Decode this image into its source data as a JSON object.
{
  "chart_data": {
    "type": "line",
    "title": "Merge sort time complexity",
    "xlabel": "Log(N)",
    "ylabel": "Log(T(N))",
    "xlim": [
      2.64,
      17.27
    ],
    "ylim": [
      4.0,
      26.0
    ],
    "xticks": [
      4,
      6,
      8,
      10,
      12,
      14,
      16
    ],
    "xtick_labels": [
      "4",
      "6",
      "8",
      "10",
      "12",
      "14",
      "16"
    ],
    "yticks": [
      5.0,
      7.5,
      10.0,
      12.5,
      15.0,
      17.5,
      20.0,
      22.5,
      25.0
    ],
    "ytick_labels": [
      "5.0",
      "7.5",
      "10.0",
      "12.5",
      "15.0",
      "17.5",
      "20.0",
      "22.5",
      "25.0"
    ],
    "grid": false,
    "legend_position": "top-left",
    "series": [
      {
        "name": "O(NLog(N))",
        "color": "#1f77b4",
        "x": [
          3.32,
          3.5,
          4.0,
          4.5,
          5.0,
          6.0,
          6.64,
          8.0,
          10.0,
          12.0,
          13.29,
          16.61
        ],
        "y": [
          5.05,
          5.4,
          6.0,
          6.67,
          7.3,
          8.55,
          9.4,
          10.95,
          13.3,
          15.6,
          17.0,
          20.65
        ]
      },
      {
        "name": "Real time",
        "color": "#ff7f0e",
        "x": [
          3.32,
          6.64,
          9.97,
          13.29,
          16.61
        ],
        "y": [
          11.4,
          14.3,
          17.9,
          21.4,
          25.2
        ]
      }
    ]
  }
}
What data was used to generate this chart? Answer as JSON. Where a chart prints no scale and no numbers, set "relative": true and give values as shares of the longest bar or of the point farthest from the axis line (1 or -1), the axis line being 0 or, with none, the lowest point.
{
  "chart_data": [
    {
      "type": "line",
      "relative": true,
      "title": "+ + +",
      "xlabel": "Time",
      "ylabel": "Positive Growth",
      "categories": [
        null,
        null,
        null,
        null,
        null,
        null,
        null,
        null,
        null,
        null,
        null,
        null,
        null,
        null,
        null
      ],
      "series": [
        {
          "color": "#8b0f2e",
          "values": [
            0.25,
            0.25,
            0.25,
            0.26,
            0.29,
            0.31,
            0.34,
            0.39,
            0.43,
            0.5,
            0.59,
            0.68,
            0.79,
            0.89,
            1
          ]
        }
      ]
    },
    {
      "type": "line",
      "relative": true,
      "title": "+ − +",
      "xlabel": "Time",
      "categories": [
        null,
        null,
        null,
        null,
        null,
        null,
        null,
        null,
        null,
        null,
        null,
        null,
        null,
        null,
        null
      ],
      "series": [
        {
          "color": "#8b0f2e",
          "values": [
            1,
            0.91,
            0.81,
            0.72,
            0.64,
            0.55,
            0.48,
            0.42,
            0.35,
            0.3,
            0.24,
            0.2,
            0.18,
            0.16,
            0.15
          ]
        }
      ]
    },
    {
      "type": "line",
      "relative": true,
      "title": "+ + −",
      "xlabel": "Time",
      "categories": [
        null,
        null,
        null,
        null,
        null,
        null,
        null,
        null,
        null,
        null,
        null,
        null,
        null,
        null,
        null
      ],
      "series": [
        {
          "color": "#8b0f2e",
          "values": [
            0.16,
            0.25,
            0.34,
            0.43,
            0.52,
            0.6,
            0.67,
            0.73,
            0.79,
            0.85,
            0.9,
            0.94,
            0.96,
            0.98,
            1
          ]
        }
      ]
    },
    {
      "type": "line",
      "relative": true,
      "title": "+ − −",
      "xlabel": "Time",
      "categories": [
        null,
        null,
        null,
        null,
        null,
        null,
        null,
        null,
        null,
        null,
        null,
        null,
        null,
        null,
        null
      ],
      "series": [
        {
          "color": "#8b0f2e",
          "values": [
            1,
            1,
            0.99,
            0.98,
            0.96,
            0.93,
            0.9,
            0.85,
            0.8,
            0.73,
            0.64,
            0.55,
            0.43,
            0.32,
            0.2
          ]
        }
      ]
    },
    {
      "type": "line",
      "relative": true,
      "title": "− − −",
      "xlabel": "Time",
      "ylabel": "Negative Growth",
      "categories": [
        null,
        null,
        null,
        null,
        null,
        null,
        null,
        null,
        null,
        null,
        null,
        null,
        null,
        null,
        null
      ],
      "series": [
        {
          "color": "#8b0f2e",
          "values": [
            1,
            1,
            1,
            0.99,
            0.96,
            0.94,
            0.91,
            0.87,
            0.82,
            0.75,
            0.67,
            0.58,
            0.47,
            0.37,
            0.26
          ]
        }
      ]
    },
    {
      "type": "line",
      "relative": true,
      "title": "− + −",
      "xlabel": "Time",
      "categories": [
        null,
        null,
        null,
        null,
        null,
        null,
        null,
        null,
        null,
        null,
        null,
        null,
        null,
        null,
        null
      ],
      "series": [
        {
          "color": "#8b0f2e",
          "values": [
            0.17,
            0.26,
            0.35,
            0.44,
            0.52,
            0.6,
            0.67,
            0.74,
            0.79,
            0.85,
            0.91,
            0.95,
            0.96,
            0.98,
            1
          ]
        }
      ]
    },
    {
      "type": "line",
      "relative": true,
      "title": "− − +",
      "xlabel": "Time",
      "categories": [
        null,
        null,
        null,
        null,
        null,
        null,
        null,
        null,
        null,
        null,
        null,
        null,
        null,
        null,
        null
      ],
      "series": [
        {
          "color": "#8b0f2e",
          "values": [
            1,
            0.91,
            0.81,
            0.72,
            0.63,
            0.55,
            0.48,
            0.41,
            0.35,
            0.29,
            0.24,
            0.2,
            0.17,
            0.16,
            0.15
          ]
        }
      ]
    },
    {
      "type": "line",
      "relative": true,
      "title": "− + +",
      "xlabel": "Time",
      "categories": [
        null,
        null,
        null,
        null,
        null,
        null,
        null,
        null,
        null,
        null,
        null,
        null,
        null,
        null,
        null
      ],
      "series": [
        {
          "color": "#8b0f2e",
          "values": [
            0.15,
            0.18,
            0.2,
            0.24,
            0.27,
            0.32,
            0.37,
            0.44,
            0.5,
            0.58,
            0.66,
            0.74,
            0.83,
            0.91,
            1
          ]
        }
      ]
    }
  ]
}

^^^^^^^^^^^^^^^^

_Work to do:_ State the number of lines in this listing that contain the string "title", and add nothing else.

_Answer to this task:_ 9